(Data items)
========================================
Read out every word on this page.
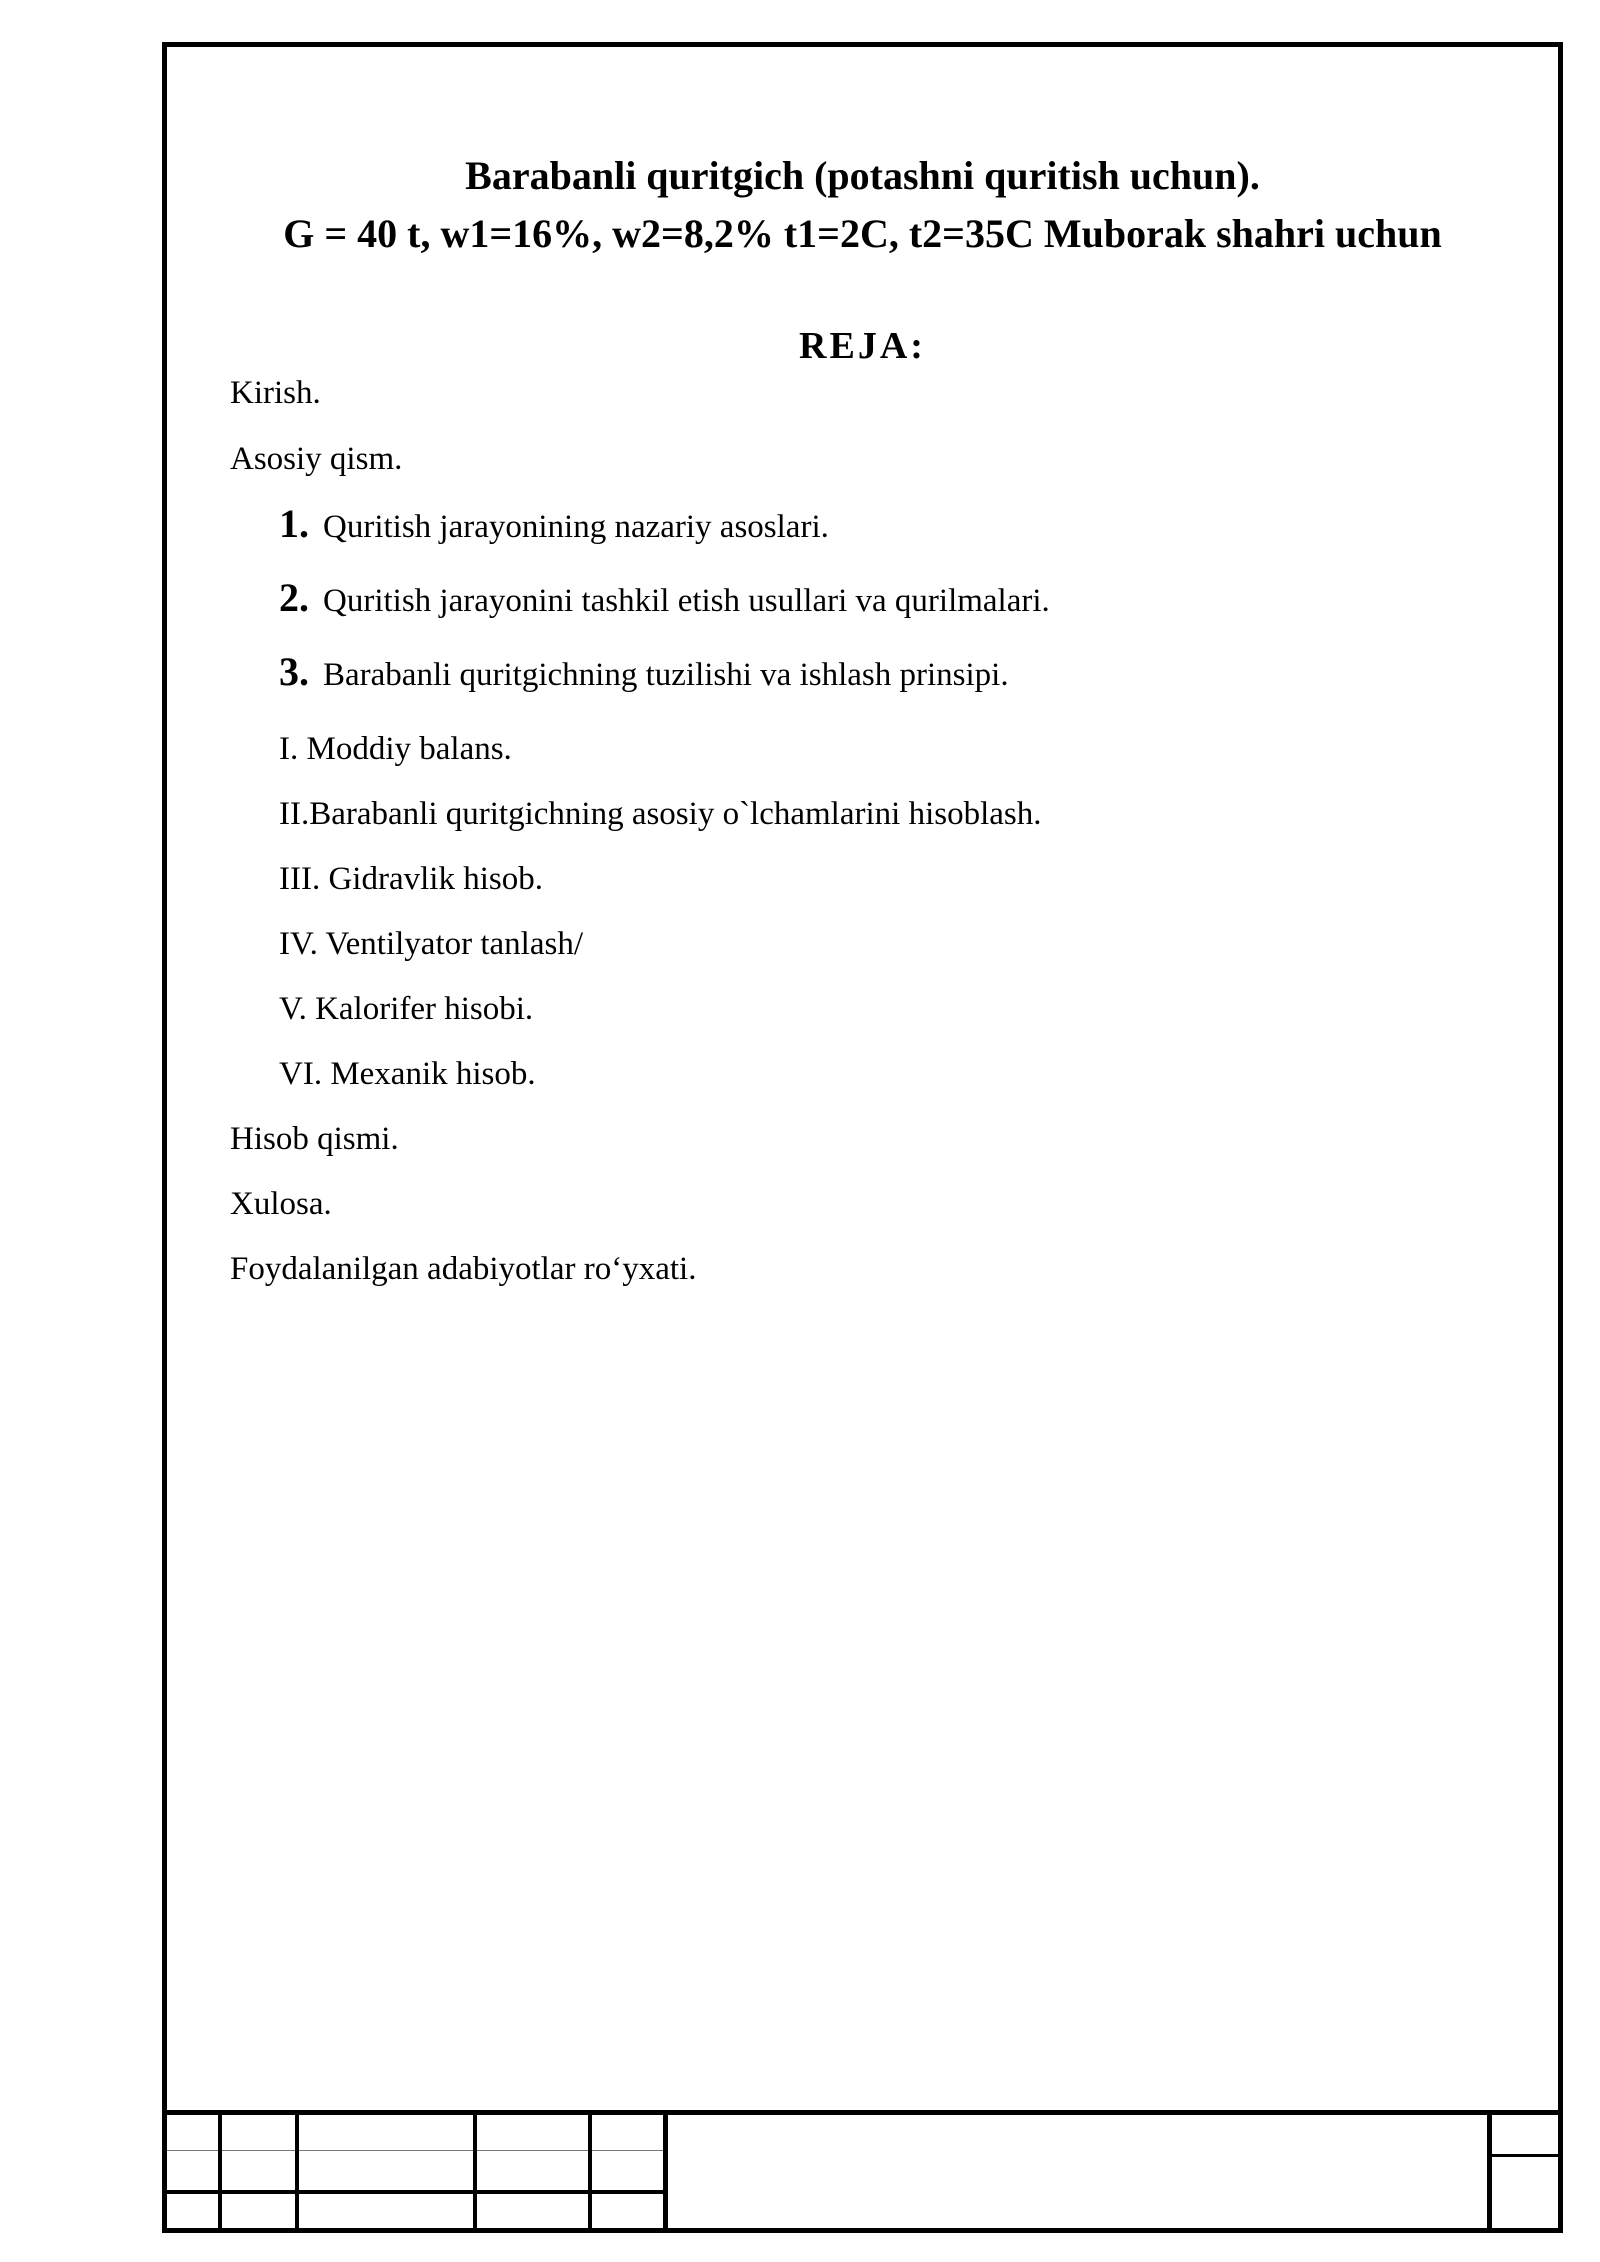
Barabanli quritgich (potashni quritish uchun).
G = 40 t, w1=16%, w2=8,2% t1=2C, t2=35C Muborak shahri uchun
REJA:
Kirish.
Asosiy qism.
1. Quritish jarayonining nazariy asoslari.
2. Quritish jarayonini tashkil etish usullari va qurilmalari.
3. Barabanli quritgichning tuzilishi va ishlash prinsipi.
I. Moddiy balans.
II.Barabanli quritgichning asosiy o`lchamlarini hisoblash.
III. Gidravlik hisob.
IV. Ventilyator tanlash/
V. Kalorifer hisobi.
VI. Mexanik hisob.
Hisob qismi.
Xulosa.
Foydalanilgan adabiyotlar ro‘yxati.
========================================
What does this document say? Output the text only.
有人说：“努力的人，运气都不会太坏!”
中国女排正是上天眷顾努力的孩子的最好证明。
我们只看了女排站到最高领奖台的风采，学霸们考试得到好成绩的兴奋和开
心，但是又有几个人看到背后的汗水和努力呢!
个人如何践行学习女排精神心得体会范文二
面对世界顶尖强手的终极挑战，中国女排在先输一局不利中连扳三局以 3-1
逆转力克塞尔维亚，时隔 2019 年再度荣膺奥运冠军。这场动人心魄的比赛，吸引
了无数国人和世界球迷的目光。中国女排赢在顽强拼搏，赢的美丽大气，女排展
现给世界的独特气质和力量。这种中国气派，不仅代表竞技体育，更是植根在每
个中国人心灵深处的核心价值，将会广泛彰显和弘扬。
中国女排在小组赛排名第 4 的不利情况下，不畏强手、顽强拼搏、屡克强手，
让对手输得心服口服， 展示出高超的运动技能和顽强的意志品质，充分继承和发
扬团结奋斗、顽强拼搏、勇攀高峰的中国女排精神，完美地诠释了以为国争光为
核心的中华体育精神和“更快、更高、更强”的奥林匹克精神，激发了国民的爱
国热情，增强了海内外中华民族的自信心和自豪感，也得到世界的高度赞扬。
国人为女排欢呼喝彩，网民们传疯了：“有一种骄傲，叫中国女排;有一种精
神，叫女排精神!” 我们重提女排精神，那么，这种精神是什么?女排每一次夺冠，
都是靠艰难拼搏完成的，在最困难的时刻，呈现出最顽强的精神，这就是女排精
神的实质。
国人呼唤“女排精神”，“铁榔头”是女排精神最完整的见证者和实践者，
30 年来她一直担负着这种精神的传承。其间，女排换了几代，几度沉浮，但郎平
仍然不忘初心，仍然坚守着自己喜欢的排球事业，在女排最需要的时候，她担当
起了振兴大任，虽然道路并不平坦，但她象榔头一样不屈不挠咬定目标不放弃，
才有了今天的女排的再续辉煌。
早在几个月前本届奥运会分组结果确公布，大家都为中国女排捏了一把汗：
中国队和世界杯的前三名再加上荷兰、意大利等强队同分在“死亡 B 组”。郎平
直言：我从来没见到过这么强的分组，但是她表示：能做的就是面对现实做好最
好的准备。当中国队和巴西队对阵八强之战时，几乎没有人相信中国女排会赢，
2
========================================
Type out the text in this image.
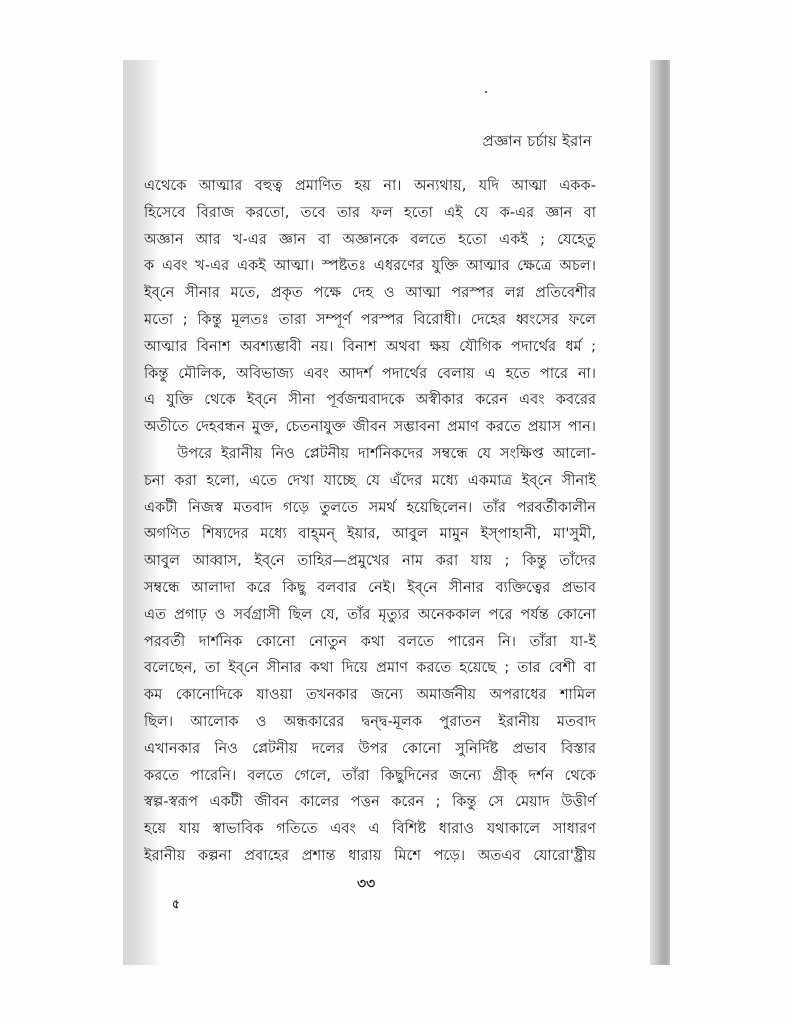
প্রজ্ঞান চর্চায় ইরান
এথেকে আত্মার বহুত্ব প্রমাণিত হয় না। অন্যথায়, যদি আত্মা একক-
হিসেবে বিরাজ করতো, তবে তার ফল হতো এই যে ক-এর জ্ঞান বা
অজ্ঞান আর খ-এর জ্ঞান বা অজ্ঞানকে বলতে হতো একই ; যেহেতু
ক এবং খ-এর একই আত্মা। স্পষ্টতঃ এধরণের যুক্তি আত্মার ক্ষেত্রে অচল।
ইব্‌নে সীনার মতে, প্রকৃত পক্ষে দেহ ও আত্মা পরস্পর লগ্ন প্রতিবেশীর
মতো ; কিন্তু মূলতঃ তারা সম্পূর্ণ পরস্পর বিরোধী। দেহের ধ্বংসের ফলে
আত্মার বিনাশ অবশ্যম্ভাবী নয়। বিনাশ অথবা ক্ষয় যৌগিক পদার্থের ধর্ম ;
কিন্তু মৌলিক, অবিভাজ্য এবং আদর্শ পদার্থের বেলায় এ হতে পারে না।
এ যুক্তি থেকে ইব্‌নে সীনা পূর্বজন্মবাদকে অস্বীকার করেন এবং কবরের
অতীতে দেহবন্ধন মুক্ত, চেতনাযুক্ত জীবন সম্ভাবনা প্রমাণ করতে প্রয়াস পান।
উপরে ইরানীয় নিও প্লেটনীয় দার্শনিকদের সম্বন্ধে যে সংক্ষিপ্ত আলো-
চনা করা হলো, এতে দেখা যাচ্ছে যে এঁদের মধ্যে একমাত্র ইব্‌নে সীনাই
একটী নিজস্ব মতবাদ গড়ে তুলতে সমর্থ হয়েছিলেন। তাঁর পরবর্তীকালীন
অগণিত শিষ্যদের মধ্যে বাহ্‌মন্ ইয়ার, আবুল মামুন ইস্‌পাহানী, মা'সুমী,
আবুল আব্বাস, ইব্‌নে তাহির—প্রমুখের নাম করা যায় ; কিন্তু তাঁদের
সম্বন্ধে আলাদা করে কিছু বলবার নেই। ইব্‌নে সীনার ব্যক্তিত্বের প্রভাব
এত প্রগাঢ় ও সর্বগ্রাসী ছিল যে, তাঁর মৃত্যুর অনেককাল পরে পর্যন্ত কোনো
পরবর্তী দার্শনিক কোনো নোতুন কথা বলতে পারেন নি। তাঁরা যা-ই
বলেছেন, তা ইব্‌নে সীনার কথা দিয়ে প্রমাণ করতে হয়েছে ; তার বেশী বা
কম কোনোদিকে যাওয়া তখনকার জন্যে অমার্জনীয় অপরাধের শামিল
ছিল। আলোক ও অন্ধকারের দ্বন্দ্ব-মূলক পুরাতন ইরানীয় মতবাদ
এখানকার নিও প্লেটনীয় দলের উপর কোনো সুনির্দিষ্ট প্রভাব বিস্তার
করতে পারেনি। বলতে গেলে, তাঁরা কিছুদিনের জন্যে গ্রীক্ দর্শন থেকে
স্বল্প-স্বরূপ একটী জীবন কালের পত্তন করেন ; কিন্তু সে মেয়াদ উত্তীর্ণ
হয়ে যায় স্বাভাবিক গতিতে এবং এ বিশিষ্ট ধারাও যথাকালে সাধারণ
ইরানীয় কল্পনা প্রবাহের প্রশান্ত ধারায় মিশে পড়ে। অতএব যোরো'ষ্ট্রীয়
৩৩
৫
========================================
#### [WORK REQUIRED]
In the entries above, how many lines contain the word "text"? Answer with the number only.

#### [THE RESULT]
2